* _Page extract_:
———

Title: Electricity vs Iron — Electrochemical Effects

Aim:__________________________________________________________________

Hypothesis:_____________________________________________________________

Materials checklist:

  • [ ] Iron strip [ ] Power source (battery/DC supply) [ ] Salt water [ ] Ammeter/multimeter [ ] Wires [ ] Resistor

Procedure (brief):

  1. Set iron strip as one electrode and a copper or graphite counter electrode in salt water, connect to DC supply so current flows through electrolyte. Record voltage and current.
  2. Observe and record any bubbling, colour changes, or material loss at electrodes over time (0 min, 10 min, 30 min).

Data table:

TimeVoltage (V)Current (A)Observation — Iron electrodeObservation — Other electrode
0 min
10 min
30 min

Analysis questions:

  1. Describe what happened to the iron when current flowed. Was the change faster than the control (no current)?
  2. How does the electricity cause chemical change at the metal surface? Use the terms oxidation, reduction, anode, cathode.
  3. How might this relate to real-world problems (e.g., pipelines exposed to stray currents)?

Instructor script — Electricity vs Iron (10–20 minutes prep, 30–45 minute activity)

  1. Explain the experiment aim and safety rules. Demonstrate correct wiring with resistor and show how to measure current safely.
  2. Ask students for a hypothesis and to predict which electrode will corrode.
  3. Begin the circuit and ask students to record voltage/current and start timers. Encourage photos/notes in Cornell right column.
  4. After the run, guide students to compare to a control (iron in salt water with no applied current). Discuss electron flow and energy input causing chemical transformations.

Scaffolded research questions — Electricity vs Iron

Year 8 (guided)

  1. What changed at the iron when electricity flowed? Describe in 2–3 short phrases.
  2. What role does the salt water have in the experiment?
  3. Suggest one safety rule that is especially important for this activity and explain why.

———

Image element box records
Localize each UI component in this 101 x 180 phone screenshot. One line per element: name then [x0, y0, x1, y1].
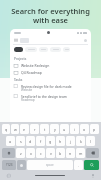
- button[interactable]: m: [76, 148, 85, 158]
- button[interactable]: w: [11, 124, 19, 134]
- button[interactable]: Q4 Roadmap: [14, 69, 87, 76]
- staticText: space: [46, 163, 54, 167]
- button[interactable]: u: [60, 124, 69, 134]
- button[interactable]: [50, 47, 61, 52]
- button[interactable]: b: [56, 148, 65, 158]
- staticText: b: [59, 151, 62, 156]
- staticText: m: [79, 151, 83, 156]
- button[interactable]: Search field: [14, 36, 87, 44]
- button[interactable]: i: [70, 124, 79, 134]
- button[interactable]: n: [66, 148, 75, 158]
- staticText: d: [29, 139, 32, 144]
- button[interactable]: .: [74, 160, 83, 170]
- staticText: Roadmap: [21, 98, 35, 102]
- button[interactable]: Review design file for dark mode: [14, 84, 87, 92]
- button[interactable]: x: [26, 148, 35, 158]
- staticText: y: [54, 127, 56, 132]
- button[interactable]: Language: [6, 173, 11, 178]
- button[interactable]: o: [80, 124, 89, 134]
- staticText: Search for everything with ease: [8, 6, 93, 25]
- button[interactable]: s: [16, 136, 25, 146]
- button[interactable]: Website Redesign: [14, 62, 87, 69]
- button[interactable]: e: [20, 124, 29, 134]
- button[interactable]: p: [90, 124, 99, 134]
- staticText: l: [90, 139, 91, 144]
- button[interactable]: Backspace: [86, 148, 99, 158]
- button[interactable]: v: [46, 148, 55, 158]
- staticText: Q4 Roadmap: [21, 70, 42, 75]
- button[interactable]: Search: [84, 160, 99, 170]
- button[interactable]: ?123: [2, 160, 16, 170]
- button[interactable]: h: [56, 136, 65, 146]
- staticText: k: [80, 139, 82, 144]
- button[interactable]: t: [40, 124, 49, 134]
- button[interactable]: Shift: [2, 148, 15, 158]
- button[interactable]: r: [30, 124, 39, 134]
- staticText: e: [23, 127, 26, 132]
- button[interactable]: Emoji: [17, 160, 26, 170]
- button[interactable]: k: [76, 136, 85, 146]
- staticText: x: [30, 151, 32, 156]
- staticText: Tasks: [14, 78, 23, 82]
- button[interactable]: [39, 47, 48, 52]
- staticText: h: [59, 139, 62, 144]
- staticText: .: [78, 163, 79, 168]
- button[interactable]: q: [2, 124, 10, 134]
- staticText: g: [49, 139, 52, 144]
- staticText: Projects: [14, 57, 27, 61]
- staticText: p: [93, 127, 96, 132]
- staticText: r: [34, 127, 36, 132]
- staticText: v: [50, 151, 52, 156]
- staticText: j: [70, 139, 71, 144]
- button[interactable]: d: [26, 136, 35, 146]
- staticText: c: [40, 151, 42, 156]
- staticText: Review design file for dark mode: [21, 84, 72, 88]
- staticText: Send brief to the design team: [21, 94, 67, 98]
- button[interactable]: j: [66, 136, 75, 146]
- button[interactable]: c: [36, 148, 45, 158]
- staticText: q: [5, 127, 8, 132]
- button[interactable]: l: [86, 136, 95, 146]
- staticText: o: [83, 127, 86, 132]
- staticText: w: [14, 127, 17, 132]
- button[interactable]: g: [46, 136, 55, 146]
- button[interactable]: z: [16, 148, 25, 158]
- button[interactable]: All filter: [14, 47, 23, 52]
- staticText: ?123: [6, 163, 13, 167]
- staticText: f: [40, 139, 42, 144]
- staticText: s: [20, 139, 22, 144]
- staticText: Website: [21, 88, 33, 92]
- button[interactable]: [25, 47, 37, 52]
- button[interactable]: y: [50, 124, 59, 134]
- button[interactable]: Send brief to the design team: [14, 94, 87, 102]
- button[interactable]: Voice input: [90, 173, 95, 178]
- button[interactable]: Space: [27, 160, 73, 170]
- staticText: z: [20, 151, 22, 156]
- staticText: n: [69, 151, 72, 156]
- staticText: Website Redesign: [21, 63, 50, 68]
- button[interactable]: [63, 47, 70, 52]
- staticText: t: [44, 127, 46, 132]
- button[interactable]: f: [36, 136, 45, 146]
- staticText: u: [63, 127, 66, 132]
- staticText: i: [74, 127, 75, 132]
- button[interactable]: a: [6, 136, 15, 146]
- staticText: a: [9, 139, 12, 144]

———

* _Given task A_:
In the electricity and iron worksheet, rewrite the step beginning "Set iron strip as one electrode" as a shorter bulleted list that keeps its main facts.
* _Given task B_:
Transcribe the part of the electricity and iron worksheet that opens with the words containing "1. Set iron" and closes with "voltage and current.".
* _Given task C_:
Pick up the electricity and iron worksheet after its last line and keep it going.

* _Reply A_:
- Use the iron strip as one electrode and copper or graphite as the other.
- Place both in salt water.
- Connect them to a DC supply so current flows through the electrolyte.
- Record the voltage and current.

* _Reply B_:
1. Set iron strip as one electrode and a copper or graphite counter electrode in salt water, connect to DC supply so current flows through electrolyte. Record voltage and current.

* _Reply C_:
Year 9 (extended)

  1. Explain why applying a DC current can drive oxidation of iron. Which electrode is the anode? Write a short half-equation for iron oxidising.
  2. Calculate and discuss how increasing current might affect corrosion rate — what measurements would you need to prove this?
  3. Relate this to a real-world mitigation strategy (e.g., impressed current cathodic protection vs sacrificial anodes). Compare pros and cons.

Teacher analytic rubrics & scoring rubrics — Evocative mystery-style prose

Below are eight rubrics: for each experiment (Rust Protection; Electricity vs Iron) and each year (8 and 9) you will find (A) an analytic rubric in evocative prose and (B) a compact scoring rubric that maps performance to points. Use them for formative or summative assessment.

Reminder: these rubrics align to Science Understanding (Chemical & Physical sciences), Science Inquiry Skills and Science as a Human Endeavour in the ACARA v9 framework — emphasising planning, conducting, analysing, and communicating.

Rust Protection — Year 8: Analytic rubric (mystery-tone)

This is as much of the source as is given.